** Exercise **
Every line of the records below should be restated exactly.

Data entries for graphics:
• • • • •
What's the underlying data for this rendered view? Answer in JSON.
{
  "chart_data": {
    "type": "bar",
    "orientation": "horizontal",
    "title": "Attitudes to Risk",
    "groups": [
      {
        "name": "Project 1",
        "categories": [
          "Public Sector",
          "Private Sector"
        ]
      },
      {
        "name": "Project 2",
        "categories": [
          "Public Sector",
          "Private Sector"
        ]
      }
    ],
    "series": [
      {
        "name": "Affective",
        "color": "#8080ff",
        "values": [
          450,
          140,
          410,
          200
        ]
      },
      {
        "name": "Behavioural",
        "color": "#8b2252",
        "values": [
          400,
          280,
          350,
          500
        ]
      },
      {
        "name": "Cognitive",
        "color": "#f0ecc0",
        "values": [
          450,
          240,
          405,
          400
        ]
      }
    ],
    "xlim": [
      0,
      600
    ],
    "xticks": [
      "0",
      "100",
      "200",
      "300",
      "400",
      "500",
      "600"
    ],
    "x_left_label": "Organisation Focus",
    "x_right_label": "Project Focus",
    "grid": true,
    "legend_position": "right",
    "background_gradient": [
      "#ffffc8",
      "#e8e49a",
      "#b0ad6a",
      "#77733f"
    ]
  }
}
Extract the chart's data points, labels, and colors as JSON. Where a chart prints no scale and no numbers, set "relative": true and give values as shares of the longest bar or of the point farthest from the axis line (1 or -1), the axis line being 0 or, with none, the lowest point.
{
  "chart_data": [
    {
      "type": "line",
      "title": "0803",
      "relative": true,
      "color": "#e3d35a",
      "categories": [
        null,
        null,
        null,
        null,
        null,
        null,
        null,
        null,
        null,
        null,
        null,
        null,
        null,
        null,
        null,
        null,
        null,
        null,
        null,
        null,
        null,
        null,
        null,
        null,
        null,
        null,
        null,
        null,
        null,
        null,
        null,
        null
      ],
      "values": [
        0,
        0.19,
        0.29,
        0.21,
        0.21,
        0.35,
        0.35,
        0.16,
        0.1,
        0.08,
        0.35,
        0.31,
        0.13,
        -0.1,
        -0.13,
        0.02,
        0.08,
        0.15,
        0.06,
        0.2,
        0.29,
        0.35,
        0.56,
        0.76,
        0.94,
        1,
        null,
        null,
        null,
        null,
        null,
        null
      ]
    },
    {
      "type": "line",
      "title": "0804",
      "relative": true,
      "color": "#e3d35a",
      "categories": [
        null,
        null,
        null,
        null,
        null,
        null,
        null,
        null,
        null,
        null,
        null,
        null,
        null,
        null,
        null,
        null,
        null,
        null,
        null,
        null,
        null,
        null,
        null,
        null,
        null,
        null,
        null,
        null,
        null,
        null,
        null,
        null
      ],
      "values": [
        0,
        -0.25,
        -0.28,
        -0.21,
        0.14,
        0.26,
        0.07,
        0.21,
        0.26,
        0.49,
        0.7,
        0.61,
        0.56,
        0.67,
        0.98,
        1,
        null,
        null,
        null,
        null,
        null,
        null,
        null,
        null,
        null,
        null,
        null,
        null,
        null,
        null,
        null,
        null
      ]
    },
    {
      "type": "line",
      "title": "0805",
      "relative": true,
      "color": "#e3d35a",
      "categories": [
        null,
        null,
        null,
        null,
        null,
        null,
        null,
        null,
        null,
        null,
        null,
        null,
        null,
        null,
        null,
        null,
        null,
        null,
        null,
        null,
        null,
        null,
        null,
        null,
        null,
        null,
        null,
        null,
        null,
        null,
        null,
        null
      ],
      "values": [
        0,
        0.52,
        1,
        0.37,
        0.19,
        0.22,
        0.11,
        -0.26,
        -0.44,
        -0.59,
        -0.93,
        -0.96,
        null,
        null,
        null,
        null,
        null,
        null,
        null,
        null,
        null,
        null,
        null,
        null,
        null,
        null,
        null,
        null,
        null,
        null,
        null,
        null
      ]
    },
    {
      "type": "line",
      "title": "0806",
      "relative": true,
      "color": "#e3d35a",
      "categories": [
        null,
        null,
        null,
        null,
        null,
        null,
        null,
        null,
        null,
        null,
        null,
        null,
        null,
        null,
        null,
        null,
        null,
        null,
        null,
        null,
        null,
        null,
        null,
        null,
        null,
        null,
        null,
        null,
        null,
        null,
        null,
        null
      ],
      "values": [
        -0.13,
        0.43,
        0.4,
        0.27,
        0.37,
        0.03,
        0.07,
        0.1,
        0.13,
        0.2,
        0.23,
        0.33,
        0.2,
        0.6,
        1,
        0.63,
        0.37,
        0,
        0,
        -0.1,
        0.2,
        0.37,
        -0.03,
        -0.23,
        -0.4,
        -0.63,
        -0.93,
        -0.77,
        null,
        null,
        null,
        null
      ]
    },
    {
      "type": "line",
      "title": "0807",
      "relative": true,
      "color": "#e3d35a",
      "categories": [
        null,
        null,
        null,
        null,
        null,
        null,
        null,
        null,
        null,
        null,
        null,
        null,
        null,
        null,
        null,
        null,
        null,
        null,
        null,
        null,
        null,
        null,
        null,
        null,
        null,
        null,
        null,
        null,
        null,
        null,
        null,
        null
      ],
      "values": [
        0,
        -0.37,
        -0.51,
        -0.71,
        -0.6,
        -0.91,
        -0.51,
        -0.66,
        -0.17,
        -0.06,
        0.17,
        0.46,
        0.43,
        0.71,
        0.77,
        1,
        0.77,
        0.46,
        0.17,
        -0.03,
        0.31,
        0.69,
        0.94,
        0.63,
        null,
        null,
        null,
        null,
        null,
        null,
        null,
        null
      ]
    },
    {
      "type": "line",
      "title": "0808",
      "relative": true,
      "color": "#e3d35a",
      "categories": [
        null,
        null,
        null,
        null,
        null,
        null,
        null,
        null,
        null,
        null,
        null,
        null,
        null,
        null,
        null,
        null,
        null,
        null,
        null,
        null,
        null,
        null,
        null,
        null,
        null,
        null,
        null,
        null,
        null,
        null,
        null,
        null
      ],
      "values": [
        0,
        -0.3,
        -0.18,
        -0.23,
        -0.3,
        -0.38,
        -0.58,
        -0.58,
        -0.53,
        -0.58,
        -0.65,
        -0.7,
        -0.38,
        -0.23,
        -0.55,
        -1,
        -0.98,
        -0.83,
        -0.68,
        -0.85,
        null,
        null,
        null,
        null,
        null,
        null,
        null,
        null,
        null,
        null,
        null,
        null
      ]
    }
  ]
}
• • • • •
** Solved problem **
What's the underlying data for this rendered view? Answer in JSON.
{
  "chart_data": {
    "type": "bar",
    "orientation": "horizontal",
    "title": "Attitudes to Risk",
    "groups": [
      {
        "name": "Project 1",
        "categories": [
          "Public Sector",
          "Private Sector"
        ]
      },
      {
        "name": "Project 2",
        "categories": [
          "Public Sector",
          "Private Sector"
        ]
      }
    ],
    "series": [
      {
        "name": "Affective",
        "color": "#8080ff",
        "values": [
          450,
          140,
          410,
          200
        ]
      },
      {
        "name": "Behavioural",
        "color": "#8b2252",
        "values": [
          400,
          280,
          350,
          500
        ]
      },
      {
        "name": "Cognitive",
        "color": "#f0ecc0",
        "values": [
          450,
          240,
          405,
          400
        ]
      }
    ],
    "xlim": [
      0,
      600
    ],
    "xticks": [
      "0",
      "100",
      "200",
      "300",
      "400",
      "500",
      "600"
    ],
    "x_left_label": "Organisation Focus",
    "x_right_label": "Project Focus",
    "grid": true,
    "legend_position": "right",
    "background_gradient": [
      "#ffffc8",
      "#e8e49a",
      "#b0ad6a",
      "#77733f"
    ]
  }
}
Extract the chart's data points, labels, and colors as JSON. Where a chart prints no scale and no numbers, set "relative": true and give values as shares of the longest bar or of the point farthest from the axis line (1 or -1), the axis line being 0 or, with none, the lowest point.
{
  "chart_data": [
    {
      "type": "line",
      "title": "0803",
      "relative": true,
      "color": "#e3d35a",
      "categories": [
        null,
        null,
        null,
        null,
        null,
        null,
        null,
        null,
        null,
        null,
        null,
        null,
        null,
        null,
        null,
        null,
        null,
        null,
        null,
        null,
        null,
        null,
        null,
        null,
        null,
        null,
        null,
        null,
        null,
        null,
        null,
        null
      ],
      "values": [
        0,
        0.19,
        0.29,
        0.21,
        0.21,
        0.35,
        0.35,
        0.16,
        0.1,
        0.08,
        0.35,
        0.31,
        0.13,
        -0.1,
        -0.13,
        0.02,
        0.08,
        0.15,
        0.06,
        0.2,
        0.29,
        0.35,
        0.56,
        0.76,
        0.94,
        1,
        null,
        null,
        null,
        null,
        null,
        null
      ]
    },
    {
      "type": "line",
      "title": "0804",
      "relative": true,
      "color": "#e3d35a",
      "categories": [
        null,
        null,
        null,
        null,
        null,
        null,
        null,
        null,
        null,
        null,
        null,
        null,
        null,
        null,
        null,
        null,
        null,
        null,
        null,
        null,
        null,
        null,
        null,
        null,
        null,
        null,
        null,
        null,
        null,
        null,
        null,
        null
      ],
      "values": [
        0,
        -0.25,
        -0.28,
        -0.21,
        0.14,
        0.26,
        0.07,
        0.21,
        0.26,
        0.49,
        0.7,
        0.61,
        0.56,
        0.67,
        0.98,
        1,
        null,
        null,
        null,
        null,
        null,
        null,
        null,
        null,
        null,
        null,
        null,
        null,
        null,
        null,
        null,
        null
      ]
    },
    {
      "type": "line",
      "title": "0805",
      "relative": true,
      "color": "#e3d35a",
      "categories": [
        null,
        null,
        null,
        null,
        null,
        null,
        null,
        null,
        null,
        null,
        null,
        null,
        null,
        null,
        null,
        null,
        null,
        null,
        null,
        null,
        null,
        null,
        null,
        null,
        null,
        null,
        null,
        null,
        null,
        null,
        null,
        null
      ],
      "values": [
        0,
        0.52,
        1,
        0.37,
        0.19,
        0.22,
        0.11,
        -0.26,
        -0.44,
        -0.59,
        -0.93,
        -0.96,
        null,
        null,
        null,
        null,
        null,
        null,
        null,
        null,
        null,
        null,
        null,
        null,
        null,
        null,
        null,
        null,
        null,
        null,
        null,
        null
      ]
    },
    {
      "type": "line",
      "title": "0806",
      "relative": true,
      "color": "#e3d35a",
      "categories": [
        null,
        null,
        null,
        null,
        null,
        null,
        null,
        null,
        null,
        null,
        null,
        null,
        null,
        null,
        null,
        null,
        null,
        null,
        null,
        null,
        null,
        null,
        null,
        null,
        null,
        null,
        null,
        null,
        null,
        null,
        null,
        null
      ],
      "values": [
        -0.13,
        0.43,
        0.4,
        0.27,
        0.37,
        0.03,
        0.07,
        0.1,
        0.13,
        0.2,
        0.23,
        0.33,
        0.2,
        0.6,
        1,
        0.63,
        0.37,
        0,
        0,
        -0.1,
        0.2,
        0.37,
        -0.03,
        -0.23,
        -0.4,
        -0.63,
        -0.93,
        -0.77,
        null,
        null,
        null,
        null
      ]
    },
    {
      "type": "line",
      "title": "0807",
      "relative": true,
      "color": "#e3d35a",
      "categories": [
        null,
        null,
        null,
        null,
        null,
        null,
        null,
        null,
        null,
        null,
        null,
        null,
        null,
        null,
        null,
        null,
        null,
        null,
        null,
        null,
        null,
        null,
        null,
        null,
        null,
        null,
        null,
        null,
        null,
        null,
        null,
        null
      ],
      "values": [
        0,
        -0.37,
        -0.51,
        -0.71,
        -0.6,
        -0.91,
        -0.51,
        -0.66,
        -0.17,
        -0.06,
        0.17,
        0.46,
        0.43,
        0.71,
        0.77,
        1,
        0.77,
        0.46,
        0.17,
        -0.03,
        0.31,
        0.69,
        0.94,
        0.63,
        null,
        null,
        null,
        null,
        null,
        null,
        null,
        null
      ]
    },
    {
      "type": "line",
      "title": "0808",
      "relative": true,
      "color": "#e3d35a",
      "categories": [
        null,
        null,
        null,
        null,
        null,
        null,
        null,
        null,
        null,
        null,
        null,
        null,
        null,
        null,
        null,
        null,
        null,
        null,
        null,
        null,
        null,
        null,
        null,
        null,
        null,
        null,
        null,
        null,
        null,
        null,
        null,
        null
      ],
      "values": [
        0,
        -0.3,
        -0.18,
        -0.23,
        -0.3,
        -0.38,
        -0.58,
        -0.58,
        -0.53,
        -0.58,
        -0.65,
        -0.7,
        -0.38,
        -0.23,
        -0.55,
        -1,
        -0.98,
        -0.83,
        -0.68,
        -0.85,
        null,
        null,
        null,
        null,
        null,
        null,
        null,
        null,
        null,
        null,
        null,
        null
      ]
    }
  ]
}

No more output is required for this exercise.